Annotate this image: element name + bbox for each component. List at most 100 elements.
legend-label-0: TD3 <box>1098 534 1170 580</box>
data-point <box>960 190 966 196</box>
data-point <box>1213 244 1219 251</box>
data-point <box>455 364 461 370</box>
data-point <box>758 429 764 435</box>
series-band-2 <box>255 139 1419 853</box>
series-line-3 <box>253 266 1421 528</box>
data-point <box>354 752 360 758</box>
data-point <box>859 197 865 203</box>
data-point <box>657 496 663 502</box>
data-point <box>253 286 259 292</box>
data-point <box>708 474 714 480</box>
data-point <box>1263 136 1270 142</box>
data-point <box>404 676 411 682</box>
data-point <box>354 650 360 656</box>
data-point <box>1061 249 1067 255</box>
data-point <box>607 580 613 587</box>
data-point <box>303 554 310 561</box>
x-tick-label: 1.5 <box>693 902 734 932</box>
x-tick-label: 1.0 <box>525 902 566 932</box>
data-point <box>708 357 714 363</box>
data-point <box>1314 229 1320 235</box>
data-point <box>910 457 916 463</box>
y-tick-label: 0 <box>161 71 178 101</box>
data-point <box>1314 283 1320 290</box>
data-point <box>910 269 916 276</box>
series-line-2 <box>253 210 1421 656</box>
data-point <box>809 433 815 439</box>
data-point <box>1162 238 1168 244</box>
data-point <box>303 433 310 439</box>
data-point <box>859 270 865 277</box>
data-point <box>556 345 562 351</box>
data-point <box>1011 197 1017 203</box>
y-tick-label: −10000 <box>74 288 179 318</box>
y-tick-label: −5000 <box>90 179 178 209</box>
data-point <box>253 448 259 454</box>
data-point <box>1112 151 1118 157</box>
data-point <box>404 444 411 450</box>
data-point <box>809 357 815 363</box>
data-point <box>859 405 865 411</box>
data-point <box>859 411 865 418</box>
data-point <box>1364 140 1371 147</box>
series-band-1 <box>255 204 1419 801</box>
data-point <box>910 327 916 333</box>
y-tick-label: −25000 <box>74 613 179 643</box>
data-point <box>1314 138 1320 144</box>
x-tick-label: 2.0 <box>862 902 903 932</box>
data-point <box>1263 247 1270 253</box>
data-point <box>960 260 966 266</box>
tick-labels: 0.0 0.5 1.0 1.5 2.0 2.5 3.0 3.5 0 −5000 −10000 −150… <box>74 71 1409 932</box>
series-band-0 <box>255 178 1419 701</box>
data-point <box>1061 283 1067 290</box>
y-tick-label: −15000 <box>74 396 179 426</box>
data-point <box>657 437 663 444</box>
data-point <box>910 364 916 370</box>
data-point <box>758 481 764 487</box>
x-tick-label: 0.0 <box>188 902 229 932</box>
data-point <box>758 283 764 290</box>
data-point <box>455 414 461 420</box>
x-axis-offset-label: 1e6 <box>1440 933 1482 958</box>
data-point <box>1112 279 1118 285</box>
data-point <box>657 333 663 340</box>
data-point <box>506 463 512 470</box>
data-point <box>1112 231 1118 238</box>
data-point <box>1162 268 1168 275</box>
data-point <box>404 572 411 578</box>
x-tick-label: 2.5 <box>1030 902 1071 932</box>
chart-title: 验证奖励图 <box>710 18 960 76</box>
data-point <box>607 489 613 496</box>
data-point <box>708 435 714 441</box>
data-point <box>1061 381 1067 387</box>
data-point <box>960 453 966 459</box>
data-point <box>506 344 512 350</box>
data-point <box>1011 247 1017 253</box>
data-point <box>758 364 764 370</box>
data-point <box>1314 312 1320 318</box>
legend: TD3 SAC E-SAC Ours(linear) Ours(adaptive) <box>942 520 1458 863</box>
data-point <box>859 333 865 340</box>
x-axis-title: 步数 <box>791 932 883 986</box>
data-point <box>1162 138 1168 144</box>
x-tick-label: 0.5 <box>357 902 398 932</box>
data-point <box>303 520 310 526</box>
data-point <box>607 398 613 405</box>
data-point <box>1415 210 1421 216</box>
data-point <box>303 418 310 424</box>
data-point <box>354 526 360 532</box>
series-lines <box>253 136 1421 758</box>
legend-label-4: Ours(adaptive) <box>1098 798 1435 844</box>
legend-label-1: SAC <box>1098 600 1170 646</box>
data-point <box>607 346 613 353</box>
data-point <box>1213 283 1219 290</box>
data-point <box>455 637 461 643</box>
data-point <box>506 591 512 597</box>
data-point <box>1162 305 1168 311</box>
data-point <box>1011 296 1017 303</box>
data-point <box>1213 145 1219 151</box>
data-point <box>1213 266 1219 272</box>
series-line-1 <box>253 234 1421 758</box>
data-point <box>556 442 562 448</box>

• _PROBLEM DESCRIPTION_
Pick out every line in the records above that contains the string "axis", and copy each of those lines.

• _EXERCISE SOLUTION_
x-axis-offset-label: 1e6 <box>1440 933 1482 958</box>
x-axis-title: 步数 <box>791 932 883 986</box>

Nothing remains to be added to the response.